◆ Detalhes do problema
Copie a listagem abaixo linha por linha, sem mudar nada, e deixe as imagens fora da resposta.

◆ Dados de anotação de layout

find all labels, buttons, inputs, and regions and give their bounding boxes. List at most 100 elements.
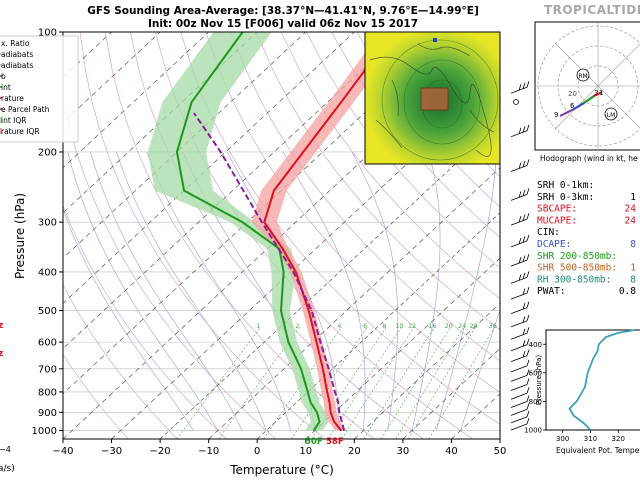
index-label: SRH 0-1km:: [537, 180, 594, 191]
index-value: 1: [630, 263, 636, 274]
index-label: SHR 500-850mb:: [537, 263, 617, 274]
theta-e-x-tick-label: 310: [584, 435, 597, 443]
parcel-path-point: [319, 341, 322, 343]
hodograph-height-9: 9: [554, 111, 558, 119]
hodograph-height-3: 3: [594, 89, 598, 97]
theta-e-y-tick-label: 600: [529, 369, 542, 377]
legend-item-label: int: [1, 83, 11, 92]
wind-barb: [510, 213, 530, 226]
map-frame: [364, 31, 501, 165]
dry-adiabat: [180, 32, 500, 425]
dewpoint-point: [313, 429, 315, 432]
index-label: SRH 0-3km:: [537, 192, 594, 203]
theta-e-y-tick-label: 400: [529, 341, 542, 349]
x-tick-label: −40: [52, 446, 73, 457]
hodograph-lm-marker: [604, 107, 618, 121]
dewpoint-point: [190, 101, 193, 103]
dewpoint-point: [309, 401, 312, 404]
calm-wind-marker: [513, 99, 519, 105]
wind-barb: [510, 301, 530, 314]
temperature-point: [329, 411, 332, 413]
legend-item-label: e Parcel Path: [1, 105, 50, 114]
theta-e-x-tick-label: 300: [556, 435, 569, 443]
wind-barb: [510, 234, 530, 248]
parcel-path-point: [337, 401, 339, 404]
dry-adiabat: [280, 32, 500, 300]
index-value: 8: [630, 274, 636, 285]
hodograph: RM LM 20 3 6 9 1 Hodograph (wind in kt, …: [534, 21, 640, 163]
parcel-path-point: [220, 151, 222, 153]
mixing-ratio-label: 24: [458, 322, 466, 330]
hodograph-height-1: 1: [599, 89, 603, 97]
y-tick-label: 100: [38, 28, 57, 39]
moist-adiabat: [435, 151, 497, 431]
area-map-inset: [365, 32, 500, 164]
x-tick-label: 20: [348, 446, 361, 457]
y-axis-label: Pressure (hPa): [13, 193, 27, 279]
dewpoint-point: [307, 391, 309, 393]
moist-adiabat: [90, 151, 243, 431]
wind-barb: [510, 395, 530, 408]
mixing-ratio-label: 4: [337, 322, 341, 330]
mixing-ratio-labels: 1 2 4 6 8 10 12 16 20 24 28 36: [256, 322, 497, 330]
wind-barb: [510, 417, 530, 431]
legend-item-label: b: [1, 72, 6, 81]
hodograph-trace-red: [593, 91, 603, 97]
mixing-ratio-line: [428, 326, 495, 439]
indices-panel: SRH 0-1km:SRH 0-3km: 1 SBCAPE: 24 MUCAPE: 24 C…: [537, 180, 636, 297]
mixing-ratio-label: 28: [470, 322, 478, 330]
y-tick-label: 300: [38, 218, 57, 229]
dry-adiabat: [79, 32, 326, 439]
index-label: SBCAPE:: [537, 204, 577, 215]
mixing-ratio-line: [395, 326, 465, 439]
wind-barb: [510, 253, 530, 267]
x-tick-label: 40: [445, 446, 458, 457]
mixing-ratio-label: 12: [408, 322, 416, 330]
theta-e-x-tick-label: 320: [612, 435, 625, 443]
isotherm: [63, 32, 161, 123]
dewpoint-point: [183, 190, 185, 192]
moist-adiabat: [351, 151, 399, 431]
temperature-point: [340, 429, 342, 432]
y-tick-label: 700: [38, 364, 57, 375]
parcel-path-point: [338, 411, 340, 413]
y-tick-label: 400: [38, 267, 57, 278]
theta-e-panel: 400 600 800 1000 300 310 320 Pressure (hPa) Eq…: [524, 329, 640, 455]
index-label: PWAT:: [537, 286, 566, 297]
legend-item-label: adiabats: [1, 61, 33, 70]
wind-barb: [510, 369, 530, 382]
left-fragment-units: a/s): [0, 464, 15, 474]
mixing-ratio-label: 10: [395, 322, 403, 330]
mixing-ratio-label: 1: [256, 322, 260, 330]
dry-adiabat: [155, 32, 473, 439]
parcel-path-point: [341, 421, 343, 423]
parcel-path-point: [328, 368, 330, 370]
parcel-path-point: [343, 429, 345, 432]
map-contour-outer: [381, 39, 499, 161]
index-label: DCAPE:: [537, 239, 571, 250]
hodograph-diag-1: [554, 42, 640, 129]
dewpoint-point: [283, 271, 285, 273]
legend-item-label: x. Ratio: [1, 39, 30, 48]
dewpoint-point: [241, 221, 244, 223]
dewpoint-point: [318, 421, 321, 423]
dry-adiabat: [63, 353, 129, 439]
temperature-point: [302, 151, 304, 153]
hodograph-rm-marker: [576, 68, 590, 82]
legend: x. Ratio adiabats adiabats b int rature e Parc…: [0, 35, 79, 143]
isotherm: [63, 32, 404, 350]
wind-barb: [510, 159, 530, 172]
mixing-ratio-label: 6: [363, 322, 367, 330]
dewpoint-point: [300, 368, 302, 370]
legend-item-label: adiabats: [1, 50, 33, 59]
mixing-ratio-line: [218, 326, 300, 439]
temperature-point: [308, 309, 310, 312]
chart-title-line1: GFS Sounding Area-Average: [38.37°N—41.4…: [87, 5, 479, 17]
wind-barb: [510, 378, 530, 391]
index-value: 0.8: [619, 286, 636, 297]
isotherm: [256, 212, 500, 439]
index-label: MUCAPE:: [537, 215, 577, 226]
dewpoint-iqr-band: [147, 32, 329, 431]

◆ Exercício resolvido
find all labels, buttons, inputs, and regions and give their bounding boxes. List at most 100 elements.
index-label: SRH 0-1km:: [537, 180, 594, 191]
index-value: 1: [630, 263, 636, 274]
index-label: SHR 500-850mb:: [537, 263, 617, 274]
theta-e-x-tick-label: 310: [584, 435, 597, 443]
parcel-path-point: [319, 341, 322, 343]
hodograph-height-9: 9: [554, 111, 558, 119]
hodograph-height-3: 3: [594, 89, 598, 97]
theta-e-y-tick-label: 600: [529, 369, 542, 377]
legend-item-label: int: [1, 83, 11, 92]
wind-barb: [510, 213, 530, 226]
map-frame: [364, 31, 501, 165]
dry-adiabat: [180, 32, 500, 425]
dewpoint-point: [313, 429, 315, 432]
index-label: SRH 0-3km:: [537, 192, 594, 203]
theta-e-y-tick-label: 400: [529, 341, 542, 349]
x-tick-label: −40: [52, 446, 73, 457]
hodograph-lm-marker: [604, 107, 618, 121]
dewpoint-point: [190, 101, 193, 103]
dewpoint-point: [309, 401, 312, 404]
calm-wind-marker: [513, 99, 519, 105]
wind-barb: [510, 301, 530, 314]
temperature-point: [329, 411, 332, 413]
legend-item-label: e Parcel Path: [1, 105, 50, 114]
theta-e-x-tick-label: 300: [556, 435, 569, 443]
wind-barb: [510, 234, 530, 248]
parcel-path-point: [337, 401, 339, 404]
dry-adiabat: [280, 32, 500, 300]
index-value: 8: [630, 274, 636, 285]
hodograph: RM LM 20 3 6 9 1 Hodograph (wind in kt, …: [534, 21, 640, 163]
parcel-path-point: [220, 151, 222, 153]
mixing-ratio-label: 24: [458, 322, 466, 330]
hodograph-height-1: 1: [599, 89, 603, 97]
y-tick-label: 100: [38, 28, 57, 39]
moist-adiabat: [435, 151, 497, 431]
area-map-inset: [365, 32, 500, 164]
x-tick-label: 20: [348, 446, 361, 457]
y-axis-label: Pressure (hPa): [13, 193, 27, 279]
dewpoint-point: [307, 391, 309, 393]
moist-adiabat: [90, 151, 243, 431]
wind-barb: [510, 395, 530, 408]
mixing-ratio-label: 4: [337, 322, 341, 330]
mixing-ratio-labels: 1 2 4 6 8 10 12 16 20 24 28 36: [256, 322, 497, 330]
wind-barb: [510, 417, 530, 431]
legend-item-label: b: [1, 72, 6, 81]
hodograph-trace-red: [593, 91, 603, 97]
mixing-ratio-line: [428, 326, 495, 439]
indices-panel: SRH 0-1km:SRH 0-3km: 1 SBCAPE: 24 MUCAPE: 24 C…: [537, 180, 636, 297]
mixing-ratio-label: 28: [470, 322, 478, 330]
y-tick-label: 300: [38, 218, 57, 229]
dry-adiabat: [79, 32, 326, 439]
index-label: SBCAPE:: [537, 204, 577, 215]
mixing-ratio-line: [395, 326, 465, 439]
wind-barb: [510, 253, 530, 267]
x-tick-label: 40: [445, 446, 458, 457]
mixing-ratio-label: 12: [408, 322, 416, 330]
theta-e-x-tick-label: 320: [612, 435, 625, 443]
isotherm: [63, 32, 161, 123]
dewpoint-point: [183, 190, 185, 192]
moist-adiabat: [351, 151, 399, 431]
temperature-point: [340, 429, 342, 432]
y-tick-label: 700: [38, 364, 57, 375]
parcel-path-point: [338, 411, 340, 413]
y-tick-label: 400: [38, 267, 57, 278]
theta-e-panel: 400 600 800 1000 300 310 320 Pressure (hPa) Eq…: [524, 329, 640, 455]
index-label: PWAT:: [537, 286, 566, 297]
legend-item-label: adiabats: [1, 61, 33, 70]
wind-barb: [510, 369, 530, 382]
left-fragment-units: a/s): [0, 464, 15, 474]
mixing-ratio-label: 10: [395, 322, 403, 330]
mixing-ratio-label: 1: [256, 322, 260, 330]
dry-adiabat: [155, 32, 473, 439]
parcel-path-point: [341, 421, 343, 423]
parcel-path-point: [328, 368, 330, 370]
parcel-path-point: [343, 429, 345, 432]
map-contour-outer: [381, 39, 499, 161]
index-label: DCAPE:: [537, 239, 571, 250]
hodograph-diag-1: [554, 42, 640, 129]
dewpoint-point: [283, 271, 285, 273]
legend-item-label: x. Ratio: [1, 39, 30, 48]
dewpoint-point: [241, 221, 244, 223]
dewpoint-point: [318, 421, 321, 423]
dry-adiabat: [63, 353, 129, 439]
temperature-point: [302, 151, 304, 153]
hodograph-rm-marker: [576, 68, 590, 82]
legend: x. Ratio adiabats adiabats b int rature e Parc…: [0, 35, 79, 143]
isotherm: [63, 32, 404, 350]
wind-barb: [510, 159, 530, 172]
mixing-ratio-label: 6: [363, 322, 367, 330]
dewpoint-point: [300, 368, 302, 370]
legend-item-label: adiabats: [1, 50, 33, 59]
mixing-ratio-line: [218, 326, 300, 439]
temperature-point: [308, 309, 310, 312]
chart-title-line1: GFS Sounding Area-Average: [38.37°N—41.4…: [87, 5, 479, 17]
wind-barb: [510, 378, 530, 391]
index-value: 0.8: [619, 286, 636, 297]
isotherm: [256, 212, 500, 439]
index-label: MUCAPE:: [537, 215, 577, 226]
dewpoint-iqr-band: [147, 32, 329, 431]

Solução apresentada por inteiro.